### Material provided
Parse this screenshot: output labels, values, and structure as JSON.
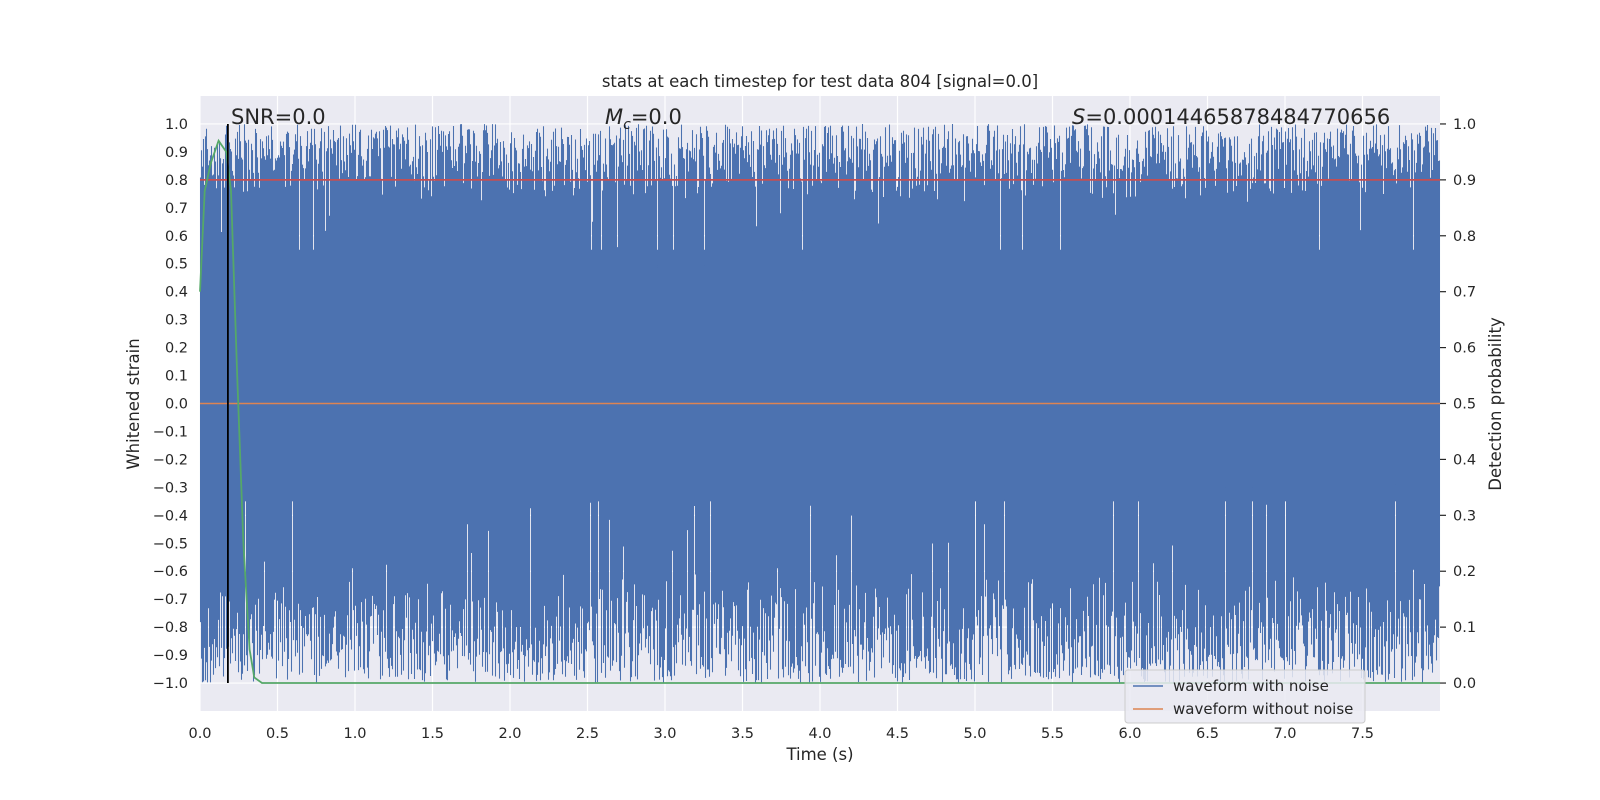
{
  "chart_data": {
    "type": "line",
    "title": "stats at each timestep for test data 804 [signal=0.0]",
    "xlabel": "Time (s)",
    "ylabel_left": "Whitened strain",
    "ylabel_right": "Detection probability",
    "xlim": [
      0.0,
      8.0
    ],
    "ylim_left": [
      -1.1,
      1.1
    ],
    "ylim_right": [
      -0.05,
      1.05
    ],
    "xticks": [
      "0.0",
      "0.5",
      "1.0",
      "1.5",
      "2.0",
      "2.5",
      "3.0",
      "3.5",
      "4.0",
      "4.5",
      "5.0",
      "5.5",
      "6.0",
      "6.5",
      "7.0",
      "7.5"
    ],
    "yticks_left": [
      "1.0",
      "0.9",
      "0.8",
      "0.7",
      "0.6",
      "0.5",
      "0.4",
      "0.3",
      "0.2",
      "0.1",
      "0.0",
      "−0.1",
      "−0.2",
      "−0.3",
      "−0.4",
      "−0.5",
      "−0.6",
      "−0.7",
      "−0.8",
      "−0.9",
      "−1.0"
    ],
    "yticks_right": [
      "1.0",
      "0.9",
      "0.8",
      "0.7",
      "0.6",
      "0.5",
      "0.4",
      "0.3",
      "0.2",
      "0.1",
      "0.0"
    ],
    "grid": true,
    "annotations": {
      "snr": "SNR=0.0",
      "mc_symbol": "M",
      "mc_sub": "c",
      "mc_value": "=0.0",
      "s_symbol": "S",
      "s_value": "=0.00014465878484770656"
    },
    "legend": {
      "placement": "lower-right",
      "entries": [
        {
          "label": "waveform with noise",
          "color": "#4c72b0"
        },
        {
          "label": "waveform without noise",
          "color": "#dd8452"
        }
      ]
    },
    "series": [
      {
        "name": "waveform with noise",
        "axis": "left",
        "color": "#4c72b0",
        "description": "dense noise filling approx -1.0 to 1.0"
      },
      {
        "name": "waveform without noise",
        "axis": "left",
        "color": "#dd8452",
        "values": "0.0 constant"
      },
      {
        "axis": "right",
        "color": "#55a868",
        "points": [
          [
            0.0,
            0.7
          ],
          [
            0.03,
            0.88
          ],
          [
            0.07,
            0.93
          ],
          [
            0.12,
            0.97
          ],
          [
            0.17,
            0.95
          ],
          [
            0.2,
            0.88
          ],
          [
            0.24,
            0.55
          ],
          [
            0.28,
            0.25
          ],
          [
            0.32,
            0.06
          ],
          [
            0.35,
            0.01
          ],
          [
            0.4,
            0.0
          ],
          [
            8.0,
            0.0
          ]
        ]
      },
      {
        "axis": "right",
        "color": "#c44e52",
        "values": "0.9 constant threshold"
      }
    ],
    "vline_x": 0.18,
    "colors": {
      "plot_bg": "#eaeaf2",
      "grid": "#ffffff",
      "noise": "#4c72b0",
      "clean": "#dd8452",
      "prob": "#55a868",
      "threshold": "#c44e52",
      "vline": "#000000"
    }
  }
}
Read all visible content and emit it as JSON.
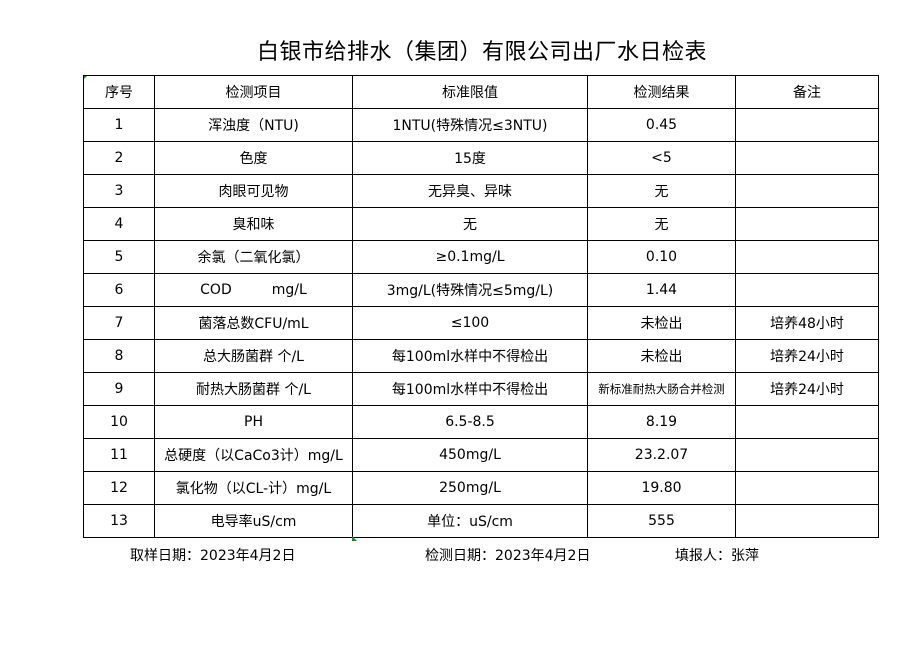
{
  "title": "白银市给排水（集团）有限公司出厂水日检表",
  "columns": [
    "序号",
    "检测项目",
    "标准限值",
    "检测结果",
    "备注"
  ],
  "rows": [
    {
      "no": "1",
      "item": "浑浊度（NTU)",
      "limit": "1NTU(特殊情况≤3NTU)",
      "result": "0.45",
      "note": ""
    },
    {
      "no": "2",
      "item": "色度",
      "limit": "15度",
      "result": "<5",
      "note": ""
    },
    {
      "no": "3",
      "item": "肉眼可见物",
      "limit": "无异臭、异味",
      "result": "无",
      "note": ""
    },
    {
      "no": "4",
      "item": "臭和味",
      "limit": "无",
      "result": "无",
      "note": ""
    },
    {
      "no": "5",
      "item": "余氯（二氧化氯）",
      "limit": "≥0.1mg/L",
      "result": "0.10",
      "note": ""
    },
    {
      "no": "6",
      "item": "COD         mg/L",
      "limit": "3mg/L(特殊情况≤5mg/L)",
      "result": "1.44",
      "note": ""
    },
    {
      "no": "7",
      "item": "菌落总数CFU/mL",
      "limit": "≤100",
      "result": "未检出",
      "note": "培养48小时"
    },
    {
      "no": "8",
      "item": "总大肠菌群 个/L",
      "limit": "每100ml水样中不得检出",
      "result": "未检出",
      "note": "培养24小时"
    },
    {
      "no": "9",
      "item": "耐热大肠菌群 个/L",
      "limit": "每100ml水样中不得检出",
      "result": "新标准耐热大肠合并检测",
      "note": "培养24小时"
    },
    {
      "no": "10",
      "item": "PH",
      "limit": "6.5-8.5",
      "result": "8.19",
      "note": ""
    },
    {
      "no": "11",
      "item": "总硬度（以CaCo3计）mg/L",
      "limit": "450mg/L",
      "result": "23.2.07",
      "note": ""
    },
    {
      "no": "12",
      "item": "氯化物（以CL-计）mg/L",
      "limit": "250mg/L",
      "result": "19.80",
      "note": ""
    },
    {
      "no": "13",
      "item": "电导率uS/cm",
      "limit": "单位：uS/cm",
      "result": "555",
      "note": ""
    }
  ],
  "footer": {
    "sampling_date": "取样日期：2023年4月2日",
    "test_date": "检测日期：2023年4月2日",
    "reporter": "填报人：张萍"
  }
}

### Written problem
Leave out the pictures and repeat everything else in the records exactly.

### Complete answer
Parse this screenshot: output labels, values, and structure as JSON.
{
  "chart_data": {
    "type": "line",
    "title": "stats at each timestep for test data 804 [signal=0.0]",
    "xlabel": "Time (s)",
    "ylabel_left": "Whitened strain",
    "ylabel_right": "Detection probability",
    "xlim": [
      0.0,
      8.0
    ],
    "ylim_left": [
      -1.1,
      1.1
    ],
    "ylim_right": [
      -0.05,
      1.05
    ],
    "xticks": [
      "0.0",
      "0.5",
      "1.0",
      "1.5",
      "2.0",
      "2.5",
      "3.0",
      "3.5",
      "4.0",
      "4.5",
      "5.0",
      "5.5",
      "6.0",
      "6.5",
      "7.0",
      "7.5"
    ],
    "yticks_left": [
      "1.0",
      "0.9",
      "0.8",
      "0.7",
      "0.6",
      "0.5",
      "0.4",
      "0.3",
      "0.2",
      "0.1",
      "0.0",
      "−0.1",
      "−0.2",
      "−0.3",
      "−0.4",
      "−0.5",
      "−0.6",
      "−0.7",
      "−0.8",
      "−0.9",
      "−1.0"
    ],
    "yticks_right": [
      "1.0",
      "0.9",
      "0.8",
      "0.7",
      "0.6",
      "0.5",
      "0.4",
      "0.3",
      "0.2",
      "0.1",
      "0.0"
    ],
    "grid": true,
    "annotations": {
      "snr": "SNR=0.0",
      "mc_symbol": "M",
      "mc_sub": "c",
      "mc_value": "=0.0",
      "s_symbol": "S",
      "s_value": "=0.00014465878484770656"
    },
    "legend": {
      "placement": "lower-right",
      "entries": [
        {
          "label": "waveform with noise",
          "color": "#4c72b0"
        },
        {
          "label": "waveform without noise",
          "color": "#dd8452"
        }
      ]
    },
    "series": [
      {
        "name": "waveform with noise",
        "axis": "left",
        "color": "#4c72b0",
        "description": "dense noise filling approx -1.0 to 1.0"
      },
      {
        "name": "waveform without noise",
        "axis": "left",
        "color": "#dd8452",
        "values": "0.0 constant"
      },
      {
        "axis": "right",
        "color": "#55a868",
        "points": [
          [
            0.0,
            0.7
          ],
          [
            0.03,
            0.88
          ],
          [
            0.07,
            0.93
          ],
          [
            0.12,
            0.97
          ],
          [
            0.17,
            0.95
          ],
          [
            0.2,
            0.88
          ],
          [
            0.24,
            0.55
          ],
          [
            0.28,
            0.25
          ],
          [
            0.32,
            0.06
          ],
          [
            0.35,
            0.01
          ],
          [
            0.4,
            0.0
          ],
          [
            8.0,
            0.0
          ]
        ]
      },
      {
        "axis": "right",
        "color": "#c44e52",
        "values": "0.9 constant threshold"
      }
    ],
    "vline_x": 0.18,
    "colors": {
      "plot_bg": "#eaeaf2",
      "grid": "#ffffff",
      "noise": "#4c72b0",
      "clean": "#dd8452",
      "prob": "#55a868",
      "threshold": "#c44e52",
      "vline": "#000000"
    }
  }
}
Read all visible content and emit it as JSON.
{
  "title": "白银市给排水（集团）有限公司出厂水日检表",
  "columns": [
    "序号",
    "检测项目",
    "标准限值",
    "检测结果",
    "备注"
  ],
  "rows": [
    {
      "no": "1",
      "item": "浑浊度（NTU)",
      "limit": "1NTU(特殊情况≤3NTU)",
      "result": "0.45",
      "note": ""
    },
    {
      "no": "2",
      "item": "色度",
      "limit": "15度",
      "result": "<5",
      "note": ""
    },
    {
      "no": "3",
      "item": "肉眼可见物",
      "limit": "无异臭、异味",
      "result": "无",
      "note": ""
    },
    {
      "no": "4",
      "item": "臭和味",
      "limit": "无",
      "result": "无",
      "note": ""
    },
    {
      "no": "5",
      "item": "余氯（二氧化氯）",
      "limit": "≥0.1mg/L",
      "result": "0.10",
      "note": ""
    },
    {
      "no": "6",
      "item": "COD         mg/L",
      "limit": "3mg/L(特殊情况≤5mg/L)",
      "result": "1.44",
      "note": ""
    },
    {
      "no": "7",
      "item": "菌落总数CFU/mL",
      "limit": "≤100",
      "result": "未检出",
      "note": "培养48小时"
    },
    {
      "no": "8",
      "item": "总大肠菌群 个/L",
      "limit": "每100ml水样中不得检出",
      "result": "未检出",
      "note": "培养24小时"
    },
    {
      "no": "9",
      "item": "耐热大肠菌群 个/L",
      "limit": "每100ml水样中不得检出",
      "result": "新标准耐热大肠合并检测",
      "note": "培养24小时"
    },
    {
      "no": "10",
      "item": "PH",
      "limit": "6.5-8.5",
      "result": "8.19",
      "note": ""
    },
    {
      "no": "11",
      "item": "总硬度（以CaCo3计）mg/L",
      "limit": "450mg/L",
      "result": "23.2.07",
      "note": ""
    },
    {
      "no": "12",
      "item": "氯化物（以CL-计）mg/L",
      "limit": "250mg/L",
      "result": "19.80",
      "note": ""
    },
    {
      "no": "13",
      "item": "电导率uS/cm",
      "limit": "单位：uS/cm",
      "result": "555",
      "note": ""
    }
  ],
  "footer": {
    "sampling_date": "取样日期：2023年4月2日",
    "test_date": "检测日期：2023年4月2日",
    "reporter": "填报人：张萍"
  }
}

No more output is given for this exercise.